_TASK PROMPT_. Every line that contains the word "equation" should be copied.

_STORED RECORDS_.

....

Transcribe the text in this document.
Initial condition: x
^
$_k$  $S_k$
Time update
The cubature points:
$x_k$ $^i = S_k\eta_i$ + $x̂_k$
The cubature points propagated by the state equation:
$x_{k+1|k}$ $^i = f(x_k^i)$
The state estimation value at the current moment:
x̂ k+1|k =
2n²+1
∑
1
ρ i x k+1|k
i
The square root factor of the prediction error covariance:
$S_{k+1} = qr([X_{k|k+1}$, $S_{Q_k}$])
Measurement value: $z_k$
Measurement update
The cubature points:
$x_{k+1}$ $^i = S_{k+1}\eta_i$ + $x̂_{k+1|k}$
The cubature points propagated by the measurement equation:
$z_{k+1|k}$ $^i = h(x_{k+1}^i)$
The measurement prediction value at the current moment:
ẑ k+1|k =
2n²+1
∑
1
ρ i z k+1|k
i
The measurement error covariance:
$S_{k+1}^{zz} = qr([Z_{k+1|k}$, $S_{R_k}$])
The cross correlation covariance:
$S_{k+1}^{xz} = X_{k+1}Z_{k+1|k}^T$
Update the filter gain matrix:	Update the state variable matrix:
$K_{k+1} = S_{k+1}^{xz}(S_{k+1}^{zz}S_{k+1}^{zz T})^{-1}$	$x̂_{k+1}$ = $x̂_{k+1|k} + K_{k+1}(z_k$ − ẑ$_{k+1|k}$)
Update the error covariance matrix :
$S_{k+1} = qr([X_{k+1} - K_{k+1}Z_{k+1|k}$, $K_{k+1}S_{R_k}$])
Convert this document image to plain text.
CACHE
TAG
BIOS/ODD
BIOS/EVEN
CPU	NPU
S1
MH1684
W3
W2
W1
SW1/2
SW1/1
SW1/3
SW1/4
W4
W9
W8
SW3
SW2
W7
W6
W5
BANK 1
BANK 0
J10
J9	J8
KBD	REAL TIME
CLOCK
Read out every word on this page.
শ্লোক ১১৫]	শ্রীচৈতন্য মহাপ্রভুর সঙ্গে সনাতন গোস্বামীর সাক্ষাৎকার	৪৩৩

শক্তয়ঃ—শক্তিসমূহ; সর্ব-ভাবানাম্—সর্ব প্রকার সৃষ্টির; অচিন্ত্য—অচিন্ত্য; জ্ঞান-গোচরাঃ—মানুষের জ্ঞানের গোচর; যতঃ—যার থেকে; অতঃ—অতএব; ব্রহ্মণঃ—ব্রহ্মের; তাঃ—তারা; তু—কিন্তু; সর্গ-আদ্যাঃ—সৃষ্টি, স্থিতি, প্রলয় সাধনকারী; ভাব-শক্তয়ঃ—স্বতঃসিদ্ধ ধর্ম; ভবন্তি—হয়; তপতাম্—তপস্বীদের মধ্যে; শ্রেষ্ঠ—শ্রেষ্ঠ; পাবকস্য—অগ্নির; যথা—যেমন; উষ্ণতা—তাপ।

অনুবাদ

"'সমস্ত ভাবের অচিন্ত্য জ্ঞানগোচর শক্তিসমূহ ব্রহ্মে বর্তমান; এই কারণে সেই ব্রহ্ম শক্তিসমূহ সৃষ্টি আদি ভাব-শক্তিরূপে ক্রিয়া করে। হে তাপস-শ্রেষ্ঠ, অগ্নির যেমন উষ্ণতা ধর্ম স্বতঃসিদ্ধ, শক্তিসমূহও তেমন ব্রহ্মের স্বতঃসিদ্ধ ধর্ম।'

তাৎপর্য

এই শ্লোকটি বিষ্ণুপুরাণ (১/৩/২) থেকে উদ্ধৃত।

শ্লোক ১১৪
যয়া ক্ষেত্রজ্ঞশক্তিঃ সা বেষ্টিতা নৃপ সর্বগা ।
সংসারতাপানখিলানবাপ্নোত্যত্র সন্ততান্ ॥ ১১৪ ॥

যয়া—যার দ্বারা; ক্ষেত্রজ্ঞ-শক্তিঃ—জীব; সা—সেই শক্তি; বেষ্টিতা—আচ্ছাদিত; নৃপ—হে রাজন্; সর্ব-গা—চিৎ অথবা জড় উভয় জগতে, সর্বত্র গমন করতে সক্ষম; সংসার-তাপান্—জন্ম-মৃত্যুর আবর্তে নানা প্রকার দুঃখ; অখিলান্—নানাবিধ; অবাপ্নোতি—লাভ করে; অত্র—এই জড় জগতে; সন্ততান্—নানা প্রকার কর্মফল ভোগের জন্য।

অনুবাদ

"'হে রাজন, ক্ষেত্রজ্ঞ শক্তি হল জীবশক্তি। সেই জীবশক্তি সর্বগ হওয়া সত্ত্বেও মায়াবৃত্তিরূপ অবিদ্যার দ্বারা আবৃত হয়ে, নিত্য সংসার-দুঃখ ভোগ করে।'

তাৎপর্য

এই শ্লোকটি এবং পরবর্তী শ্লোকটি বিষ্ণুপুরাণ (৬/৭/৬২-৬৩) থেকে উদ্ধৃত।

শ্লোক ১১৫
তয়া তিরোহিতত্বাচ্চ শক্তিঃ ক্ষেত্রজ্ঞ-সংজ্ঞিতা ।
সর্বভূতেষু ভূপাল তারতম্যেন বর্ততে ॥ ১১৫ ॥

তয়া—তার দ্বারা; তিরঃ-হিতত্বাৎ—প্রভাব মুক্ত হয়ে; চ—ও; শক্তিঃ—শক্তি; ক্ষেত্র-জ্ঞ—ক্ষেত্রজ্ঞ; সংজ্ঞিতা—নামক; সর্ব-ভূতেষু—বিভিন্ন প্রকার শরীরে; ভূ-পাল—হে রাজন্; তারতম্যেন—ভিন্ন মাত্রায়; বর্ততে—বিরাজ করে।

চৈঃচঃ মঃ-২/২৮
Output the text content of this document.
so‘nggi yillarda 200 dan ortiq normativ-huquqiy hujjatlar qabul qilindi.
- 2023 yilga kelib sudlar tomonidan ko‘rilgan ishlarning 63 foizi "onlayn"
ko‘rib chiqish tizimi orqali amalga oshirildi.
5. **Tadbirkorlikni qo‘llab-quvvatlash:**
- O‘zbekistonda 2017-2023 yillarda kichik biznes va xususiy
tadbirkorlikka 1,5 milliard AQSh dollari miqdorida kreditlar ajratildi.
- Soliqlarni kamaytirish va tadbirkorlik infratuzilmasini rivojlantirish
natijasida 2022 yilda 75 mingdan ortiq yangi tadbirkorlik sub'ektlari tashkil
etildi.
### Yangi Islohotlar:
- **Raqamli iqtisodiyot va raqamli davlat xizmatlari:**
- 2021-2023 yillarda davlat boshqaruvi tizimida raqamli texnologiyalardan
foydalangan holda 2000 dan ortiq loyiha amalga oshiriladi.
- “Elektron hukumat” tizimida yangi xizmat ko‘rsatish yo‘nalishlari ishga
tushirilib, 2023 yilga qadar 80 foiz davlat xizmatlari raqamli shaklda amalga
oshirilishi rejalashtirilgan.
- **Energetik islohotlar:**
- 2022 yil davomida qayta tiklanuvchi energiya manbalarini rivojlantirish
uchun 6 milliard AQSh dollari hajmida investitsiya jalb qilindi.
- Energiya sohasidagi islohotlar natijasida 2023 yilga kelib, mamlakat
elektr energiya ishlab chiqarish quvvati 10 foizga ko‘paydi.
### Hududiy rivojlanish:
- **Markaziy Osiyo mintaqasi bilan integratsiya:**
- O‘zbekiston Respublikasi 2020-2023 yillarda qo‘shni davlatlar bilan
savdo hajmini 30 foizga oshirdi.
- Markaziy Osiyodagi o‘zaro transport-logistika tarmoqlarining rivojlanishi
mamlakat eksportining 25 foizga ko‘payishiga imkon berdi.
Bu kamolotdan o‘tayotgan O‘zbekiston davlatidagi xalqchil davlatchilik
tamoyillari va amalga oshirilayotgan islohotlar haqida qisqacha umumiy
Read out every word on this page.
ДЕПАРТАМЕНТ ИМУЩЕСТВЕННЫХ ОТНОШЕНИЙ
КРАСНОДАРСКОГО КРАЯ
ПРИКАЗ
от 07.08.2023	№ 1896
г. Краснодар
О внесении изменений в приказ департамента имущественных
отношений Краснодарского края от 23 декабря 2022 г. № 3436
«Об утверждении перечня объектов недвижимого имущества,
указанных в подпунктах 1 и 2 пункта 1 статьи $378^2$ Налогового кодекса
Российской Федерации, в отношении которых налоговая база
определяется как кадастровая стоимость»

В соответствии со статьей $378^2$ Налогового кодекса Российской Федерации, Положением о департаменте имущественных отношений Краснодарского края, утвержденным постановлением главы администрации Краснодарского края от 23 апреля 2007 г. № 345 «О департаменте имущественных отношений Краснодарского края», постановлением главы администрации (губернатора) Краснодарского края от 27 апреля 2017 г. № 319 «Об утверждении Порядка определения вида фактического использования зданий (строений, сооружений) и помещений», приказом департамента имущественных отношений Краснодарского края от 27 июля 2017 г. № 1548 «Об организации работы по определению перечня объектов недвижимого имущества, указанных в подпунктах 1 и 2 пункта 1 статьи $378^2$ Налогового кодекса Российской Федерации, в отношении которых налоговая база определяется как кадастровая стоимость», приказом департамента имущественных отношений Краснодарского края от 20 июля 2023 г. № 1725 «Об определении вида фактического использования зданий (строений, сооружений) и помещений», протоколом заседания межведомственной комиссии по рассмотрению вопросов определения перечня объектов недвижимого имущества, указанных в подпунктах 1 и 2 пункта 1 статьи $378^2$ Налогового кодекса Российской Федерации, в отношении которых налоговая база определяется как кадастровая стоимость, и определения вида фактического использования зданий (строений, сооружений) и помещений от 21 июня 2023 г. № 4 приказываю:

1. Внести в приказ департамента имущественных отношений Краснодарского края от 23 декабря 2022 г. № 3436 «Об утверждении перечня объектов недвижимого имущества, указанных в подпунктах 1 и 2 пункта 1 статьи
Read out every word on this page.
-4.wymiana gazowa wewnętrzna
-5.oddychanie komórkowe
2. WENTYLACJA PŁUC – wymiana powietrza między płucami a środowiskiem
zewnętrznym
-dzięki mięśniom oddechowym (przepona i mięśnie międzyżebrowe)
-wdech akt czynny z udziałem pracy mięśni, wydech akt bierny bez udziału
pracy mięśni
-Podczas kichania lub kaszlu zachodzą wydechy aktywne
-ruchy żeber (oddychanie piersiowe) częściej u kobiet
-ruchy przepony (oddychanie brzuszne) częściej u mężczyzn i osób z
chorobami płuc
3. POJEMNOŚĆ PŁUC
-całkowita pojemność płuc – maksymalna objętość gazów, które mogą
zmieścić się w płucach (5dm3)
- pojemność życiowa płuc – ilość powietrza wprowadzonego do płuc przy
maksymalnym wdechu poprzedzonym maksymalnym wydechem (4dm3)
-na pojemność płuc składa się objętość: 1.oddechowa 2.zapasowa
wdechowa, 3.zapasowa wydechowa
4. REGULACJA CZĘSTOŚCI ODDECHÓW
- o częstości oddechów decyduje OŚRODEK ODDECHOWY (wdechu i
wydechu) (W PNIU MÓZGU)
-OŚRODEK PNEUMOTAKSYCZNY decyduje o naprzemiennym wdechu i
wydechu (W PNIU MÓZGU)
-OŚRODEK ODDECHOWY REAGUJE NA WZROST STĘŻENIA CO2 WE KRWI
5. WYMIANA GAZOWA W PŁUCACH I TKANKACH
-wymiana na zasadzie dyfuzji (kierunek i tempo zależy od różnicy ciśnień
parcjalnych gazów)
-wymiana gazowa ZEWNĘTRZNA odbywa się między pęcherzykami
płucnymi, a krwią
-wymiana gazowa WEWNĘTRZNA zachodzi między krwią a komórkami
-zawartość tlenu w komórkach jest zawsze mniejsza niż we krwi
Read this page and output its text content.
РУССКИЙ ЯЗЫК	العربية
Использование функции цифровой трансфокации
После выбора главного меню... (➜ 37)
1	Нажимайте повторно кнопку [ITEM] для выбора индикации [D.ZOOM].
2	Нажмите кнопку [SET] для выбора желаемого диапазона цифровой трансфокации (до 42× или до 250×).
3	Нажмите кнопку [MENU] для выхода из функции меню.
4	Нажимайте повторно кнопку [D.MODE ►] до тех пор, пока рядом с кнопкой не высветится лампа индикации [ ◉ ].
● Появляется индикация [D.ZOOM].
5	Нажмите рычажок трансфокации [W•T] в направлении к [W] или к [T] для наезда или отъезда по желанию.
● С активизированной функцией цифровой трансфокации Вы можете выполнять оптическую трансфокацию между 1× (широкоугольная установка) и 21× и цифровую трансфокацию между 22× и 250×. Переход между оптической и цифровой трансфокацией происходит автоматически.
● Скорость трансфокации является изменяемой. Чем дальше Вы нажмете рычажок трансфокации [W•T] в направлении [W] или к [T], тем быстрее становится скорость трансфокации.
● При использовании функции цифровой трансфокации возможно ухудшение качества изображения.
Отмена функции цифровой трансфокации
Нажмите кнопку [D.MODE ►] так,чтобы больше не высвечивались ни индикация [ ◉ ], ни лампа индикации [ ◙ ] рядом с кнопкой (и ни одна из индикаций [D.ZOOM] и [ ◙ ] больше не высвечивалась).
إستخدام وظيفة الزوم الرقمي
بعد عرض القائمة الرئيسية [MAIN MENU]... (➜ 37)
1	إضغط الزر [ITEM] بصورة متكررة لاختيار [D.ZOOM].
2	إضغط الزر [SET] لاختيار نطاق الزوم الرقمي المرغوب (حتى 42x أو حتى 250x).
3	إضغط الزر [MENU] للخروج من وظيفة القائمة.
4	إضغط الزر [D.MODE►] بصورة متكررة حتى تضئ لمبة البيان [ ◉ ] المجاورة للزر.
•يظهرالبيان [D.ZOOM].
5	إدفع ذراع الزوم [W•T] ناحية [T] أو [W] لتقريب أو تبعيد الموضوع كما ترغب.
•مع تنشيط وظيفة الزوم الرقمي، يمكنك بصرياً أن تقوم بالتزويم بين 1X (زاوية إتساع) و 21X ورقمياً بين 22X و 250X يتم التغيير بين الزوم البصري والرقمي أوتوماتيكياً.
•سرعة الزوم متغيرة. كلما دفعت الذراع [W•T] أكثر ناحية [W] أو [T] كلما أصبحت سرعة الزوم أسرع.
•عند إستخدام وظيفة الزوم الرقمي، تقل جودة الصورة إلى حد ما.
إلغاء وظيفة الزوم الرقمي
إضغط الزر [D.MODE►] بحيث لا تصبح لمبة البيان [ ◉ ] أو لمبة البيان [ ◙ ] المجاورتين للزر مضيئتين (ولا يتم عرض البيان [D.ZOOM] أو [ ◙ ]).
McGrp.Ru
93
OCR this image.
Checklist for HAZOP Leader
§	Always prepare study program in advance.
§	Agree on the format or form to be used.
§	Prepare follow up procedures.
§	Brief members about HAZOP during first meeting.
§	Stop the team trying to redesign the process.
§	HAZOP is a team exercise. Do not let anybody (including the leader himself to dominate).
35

....

_RESPONSE_.
The cubature points propagated by the state equation:
The cubature points propagated by the measurement equation:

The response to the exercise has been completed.